**Goal of the exercise:**
Restate the whole listing exactly.

**Material for this exercise:**
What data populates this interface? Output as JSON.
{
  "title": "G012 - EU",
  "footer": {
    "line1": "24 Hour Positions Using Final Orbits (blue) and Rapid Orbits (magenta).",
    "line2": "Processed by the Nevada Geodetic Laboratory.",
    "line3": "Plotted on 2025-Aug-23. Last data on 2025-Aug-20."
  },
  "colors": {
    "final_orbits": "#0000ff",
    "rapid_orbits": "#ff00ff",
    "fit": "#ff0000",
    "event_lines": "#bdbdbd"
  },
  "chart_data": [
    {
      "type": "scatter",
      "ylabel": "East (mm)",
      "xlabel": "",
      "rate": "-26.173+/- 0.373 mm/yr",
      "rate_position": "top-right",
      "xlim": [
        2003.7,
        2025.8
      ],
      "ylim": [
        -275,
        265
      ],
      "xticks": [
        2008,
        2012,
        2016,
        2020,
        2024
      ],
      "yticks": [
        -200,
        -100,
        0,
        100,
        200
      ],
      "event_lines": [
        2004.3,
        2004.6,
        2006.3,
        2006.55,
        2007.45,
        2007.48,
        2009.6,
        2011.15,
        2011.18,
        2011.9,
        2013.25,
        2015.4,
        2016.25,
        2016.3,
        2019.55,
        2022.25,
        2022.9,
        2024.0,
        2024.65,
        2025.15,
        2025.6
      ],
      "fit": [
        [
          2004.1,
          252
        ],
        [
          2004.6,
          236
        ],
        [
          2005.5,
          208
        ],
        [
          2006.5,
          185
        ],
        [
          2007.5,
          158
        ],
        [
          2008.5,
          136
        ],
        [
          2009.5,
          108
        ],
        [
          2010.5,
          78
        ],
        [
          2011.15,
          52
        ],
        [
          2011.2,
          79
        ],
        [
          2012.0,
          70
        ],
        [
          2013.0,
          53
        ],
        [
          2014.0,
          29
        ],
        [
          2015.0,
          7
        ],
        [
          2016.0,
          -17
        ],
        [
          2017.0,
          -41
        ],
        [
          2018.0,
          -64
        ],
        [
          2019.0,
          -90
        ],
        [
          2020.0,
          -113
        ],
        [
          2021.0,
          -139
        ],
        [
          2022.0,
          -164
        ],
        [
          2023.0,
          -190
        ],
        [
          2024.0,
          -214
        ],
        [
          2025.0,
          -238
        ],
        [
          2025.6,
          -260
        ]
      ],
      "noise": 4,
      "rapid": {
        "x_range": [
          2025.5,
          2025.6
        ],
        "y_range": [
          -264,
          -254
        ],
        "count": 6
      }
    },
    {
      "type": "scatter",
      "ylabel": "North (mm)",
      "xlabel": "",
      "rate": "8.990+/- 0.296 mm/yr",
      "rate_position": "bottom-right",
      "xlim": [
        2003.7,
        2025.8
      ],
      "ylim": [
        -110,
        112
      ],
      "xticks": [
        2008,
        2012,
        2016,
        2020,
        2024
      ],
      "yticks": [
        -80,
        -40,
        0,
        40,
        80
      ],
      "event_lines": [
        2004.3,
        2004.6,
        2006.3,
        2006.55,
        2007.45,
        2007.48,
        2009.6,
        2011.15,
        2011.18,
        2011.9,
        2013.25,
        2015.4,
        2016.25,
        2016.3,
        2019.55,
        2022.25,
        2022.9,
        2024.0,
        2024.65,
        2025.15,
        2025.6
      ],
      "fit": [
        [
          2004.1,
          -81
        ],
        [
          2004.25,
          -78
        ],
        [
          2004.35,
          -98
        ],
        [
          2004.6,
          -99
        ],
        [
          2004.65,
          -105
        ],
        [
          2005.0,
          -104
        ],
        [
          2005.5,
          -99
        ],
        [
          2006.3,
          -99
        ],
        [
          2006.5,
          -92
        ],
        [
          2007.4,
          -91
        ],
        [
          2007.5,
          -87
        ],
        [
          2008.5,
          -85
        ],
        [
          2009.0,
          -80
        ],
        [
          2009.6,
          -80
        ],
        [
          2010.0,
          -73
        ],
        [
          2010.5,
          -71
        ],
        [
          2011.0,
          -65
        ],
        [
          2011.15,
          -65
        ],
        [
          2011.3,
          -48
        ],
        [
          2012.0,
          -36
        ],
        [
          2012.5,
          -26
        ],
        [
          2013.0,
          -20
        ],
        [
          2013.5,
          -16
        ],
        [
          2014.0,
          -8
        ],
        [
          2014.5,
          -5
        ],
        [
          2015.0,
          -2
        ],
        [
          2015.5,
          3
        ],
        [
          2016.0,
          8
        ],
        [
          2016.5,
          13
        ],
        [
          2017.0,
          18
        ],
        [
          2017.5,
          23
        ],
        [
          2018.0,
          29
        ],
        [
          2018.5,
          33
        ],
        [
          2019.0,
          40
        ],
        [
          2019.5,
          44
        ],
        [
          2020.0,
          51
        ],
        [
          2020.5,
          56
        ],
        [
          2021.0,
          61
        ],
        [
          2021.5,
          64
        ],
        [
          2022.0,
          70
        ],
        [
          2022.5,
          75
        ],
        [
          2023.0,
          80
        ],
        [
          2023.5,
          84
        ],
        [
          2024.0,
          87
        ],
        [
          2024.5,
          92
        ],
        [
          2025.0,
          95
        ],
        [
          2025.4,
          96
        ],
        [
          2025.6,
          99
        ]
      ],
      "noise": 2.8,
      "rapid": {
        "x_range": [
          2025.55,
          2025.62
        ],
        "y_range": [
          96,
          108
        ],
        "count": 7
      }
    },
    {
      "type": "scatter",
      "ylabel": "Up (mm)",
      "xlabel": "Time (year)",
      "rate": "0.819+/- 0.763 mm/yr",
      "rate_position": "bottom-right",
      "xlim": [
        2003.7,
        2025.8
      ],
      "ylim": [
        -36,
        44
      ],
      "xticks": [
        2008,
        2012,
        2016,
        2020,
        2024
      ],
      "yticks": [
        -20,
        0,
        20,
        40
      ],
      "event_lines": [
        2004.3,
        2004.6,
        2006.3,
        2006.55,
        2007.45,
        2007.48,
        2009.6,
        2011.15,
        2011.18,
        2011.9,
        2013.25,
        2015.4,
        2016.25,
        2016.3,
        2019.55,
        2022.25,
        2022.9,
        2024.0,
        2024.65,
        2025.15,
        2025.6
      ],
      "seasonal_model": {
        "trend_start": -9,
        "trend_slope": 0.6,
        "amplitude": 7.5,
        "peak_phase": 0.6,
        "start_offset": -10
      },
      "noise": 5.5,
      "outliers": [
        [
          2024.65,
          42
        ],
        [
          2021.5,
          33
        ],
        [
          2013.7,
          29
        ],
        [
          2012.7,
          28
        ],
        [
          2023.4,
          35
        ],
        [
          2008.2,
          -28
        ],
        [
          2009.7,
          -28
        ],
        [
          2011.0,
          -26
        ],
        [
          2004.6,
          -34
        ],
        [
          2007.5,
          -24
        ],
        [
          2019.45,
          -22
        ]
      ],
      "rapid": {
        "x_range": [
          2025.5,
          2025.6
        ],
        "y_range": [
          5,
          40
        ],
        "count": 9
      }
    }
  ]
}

**Answer to the problem:**
What data populates this interface? Output as JSON.
{
  "title": "G012 - EU",
  "footer": {
    "line1": "24 Hour Positions Using Final Orbits (blue) and Rapid Orbits (magenta).",
    "line2": "Processed by the Nevada Geodetic Laboratory.",
    "line3": "Plotted on 2025-Aug-23. Last data on 2025-Aug-20."
  },
  "colors": {
    "final_orbits": "#0000ff",
    "rapid_orbits": "#ff00ff",
    "fit": "#ff0000",
    "event_lines": "#bdbdbd"
  },
  "chart_data": [
    {
      "type": "scatter",
      "ylabel": "East (mm)",
      "xlabel": "",
      "rate": "-26.173+/- 0.373 mm/yr",
      "rate_position": "top-right",
      "xlim": [
        2003.7,
        2025.8
      ],
      "ylim": [
        -275,
        265
      ],
      "xticks": [
        2008,
        2012,
        2016,
        2020,
        2024
      ],
      "yticks": [
        -200,
        -100,
        0,
        100,
        200
      ],
      "event_lines": [
        2004.3,
        2004.6,
        2006.3,
        2006.55,
        2007.45,
        2007.48,
        2009.6,
        2011.15,
        2011.18,
        2011.9,
        2013.25,
        2015.4,
        2016.25,
        2016.3,
        2019.55,
        2022.25,
        2022.9,
        2024.0,
        2024.65,
        2025.15,
        2025.6
      ],
      "fit": [
        [
          2004.1,
          252
        ],
        [
          2004.6,
          236
        ],
        [
          2005.5,
          208
        ],
        [
          2006.5,
          185
        ],
        [
          2007.5,
          158
        ],
        [
          2008.5,
          136
        ],
        [
          2009.5,
          108
        ],
        [
          2010.5,
          78
        ],
        [
          2011.15,
          52
        ],
        [
          2011.2,
          79
        ],
        [
          2012.0,
          70
        ],
        [
          2013.0,
          53
        ],
        [
          2014.0,
          29
        ],
        [
          2015.0,
          7
        ],
        [
          2016.0,
          -17
        ],
        [
          2017.0,
          -41
        ],
        [
          2018.0,
          -64
        ],
        [
          2019.0,
          -90
        ],
        [
          2020.0,
          -113
        ],
        [
          2021.0,
          -139
        ],
        [
          2022.0,
          -164
        ],
        [
          2023.0,
          -190
        ],
        [
          2024.0,
          -214
        ],
        [
          2025.0,
          -238
        ],
        [
          2025.6,
          -260
        ]
      ],
      "noise": 4,
      "rapid": {
        "x_range": [
          2025.5,
          2025.6
        ],
        "y_range": [
          -264,
          -254
        ],
        "count": 6
      }
    },
    {
      "type": "scatter",
      "ylabel": "North (mm)",
      "xlabel": "",
      "rate": "8.990+/- 0.296 mm/yr",
      "rate_position": "bottom-right",
      "xlim": [
        2003.7,
        2025.8
      ],
      "ylim": [
        -110,
        112
      ],
      "xticks": [
        2008,
        2012,
        2016,
        2020,
        2024
      ],
      "yticks": [
        -80,
        -40,
        0,
        40,
        80
      ],
      "event_lines": [
        2004.3,
        2004.6,
        2006.3,
        2006.55,
        2007.45,
        2007.48,
        2009.6,
        2011.15,
        2011.18,
        2011.9,
        2013.25,
        2015.4,
        2016.25,
        2016.3,
        2019.55,
        2022.25,
        2022.9,
        2024.0,
        2024.65,
        2025.15,
        2025.6
      ],
      "fit": [
        [
          2004.1,
          -81
        ],
        [
          2004.25,
          -78
        ],
        [
          2004.35,
          -98
        ],
        [
          2004.6,
          -99
        ],
        [
          2004.65,
          -105
        ],
        [
          2005.0,
          -104
        ],
        [
          2005.5,
          -99
        ],
        [
          2006.3,
          -99
        ],
        [
          2006.5,
          -92
        ],
        [
          2007.4,
          -91
        ],
        [
          2007.5,
          -87
        ],
        [
          2008.5,
          -85
        ],
        [
          2009.0,
          -80
        ],
        [
          2009.6,
          -80
        ],
        [
          2010.0,
          -73
        ],
        [
          2010.5,
          -71
        ],
        [
          2011.0,
          -65
        ],
        [
          2011.15,
          -65
        ],
        [
          2011.3,
          -48
        ],
        [
          2012.0,
          -36
        ],
        [
          2012.5,
          -26
        ],
        [
          2013.0,
          -20
        ],
        [
          2013.5,
          -16
        ],
        [
          2014.0,
          -8
        ],
        [
          2014.5,
          -5
        ],
        [
          2015.0,
          -2
        ],
        [
          2015.5,
          3
        ],
        [
          2016.0,
          8
        ],
        [
          2016.5,
          13
        ],
        [
          2017.0,
          18
        ],
        [
          2017.5,
          23
        ],
        [
          2018.0,
          29
        ],
        [
          2018.5,
          33
        ],
        [
          2019.0,
          40
        ],
        [
          2019.5,
          44
        ],
        [
          2020.0,
          51
        ],
        [
          2020.5,
          56
        ],
        [
          2021.0,
          61
        ],
        [
          2021.5,
          64
        ],
        [
          2022.0,
          70
        ],
        [
          2022.5,
          75
        ],
        [
          2023.0,
          80
        ],
        [
          2023.5,
          84
        ],
        [
          2024.0,
          87
        ],
        [
          2024.5,
          92
        ],
        [
          2025.0,
          95
        ],
        [
          2025.4,
          96
        ],
        [
          2025.6,
          99
        ]
      ],
      "noise": 2.8,
      "rapid": {
        "x_range": [
          2025.55,
          2025.62
        ],
        "y_range": [
          96,
          108
        ],
        "count": 7
      }
    },
    {
      "type": "scatter",
      "ylabel": "Up (mm)",
      "xlabel": "Time (year)",
      "rate": "0.819+/- 0.763 mm/yr",
      "rate_position": "bottom-right",
      "xlim": [
        2003.7,
        2025.8
      ],
      "ylim": [
        -36,
        44
      ],
      "xticks": [
        2008,
        2012,
        2016,
        2020,
        2024
      ],
      "yticks": [
        -20,
        0,
        20,
        40
      ],
      "event_lines": [
        2004.3,
        2004.6,
        2006.3,
        2006.55,
        2007.45,
        2007.48,
        2009.6,
        2011.15,
        2011.18,
        2011.9,
        2013.25,
        2015.4,
        2016.25,
        2016.3,
        2019.55,
        2022.25,
        2022.9,
        2024.0,
        2024.65,
        2025.15,
        2025.6
      ],
      "seasonal_model": {
        "trend_start": -9,
        "trend_slope": 0.6,
        "amplitude": 7.5,
        "peak_phase": 0.6,
        "start_offset": -10
      },
      "noise": 5.5,
      "outliers": [
        [
          2024.65,
          42
        ],
        [
          2021.5,
          33
        ],
        [
          2013.7,
          29
        ],
        [
          2012.7,
          28
        ],
        [
          2023.4,
          35
        ],
        [
          2008.2,
          -28
        ],
        [
          2009.7,
          -28
        ],
        [
          2011.0,
          -26
        ],
        [
          2004.6,
          -34
        ],
        [
          2007.5,
          -24
        ],
        [
          2019.45,
          -22
        ]
      ],
      "rapid": {
        "x_range": [
          2025.5,
          2025.6
        ],
        "y_range": [
          5,
          40
        ],
        "count": 9
      }
    }
  ]
}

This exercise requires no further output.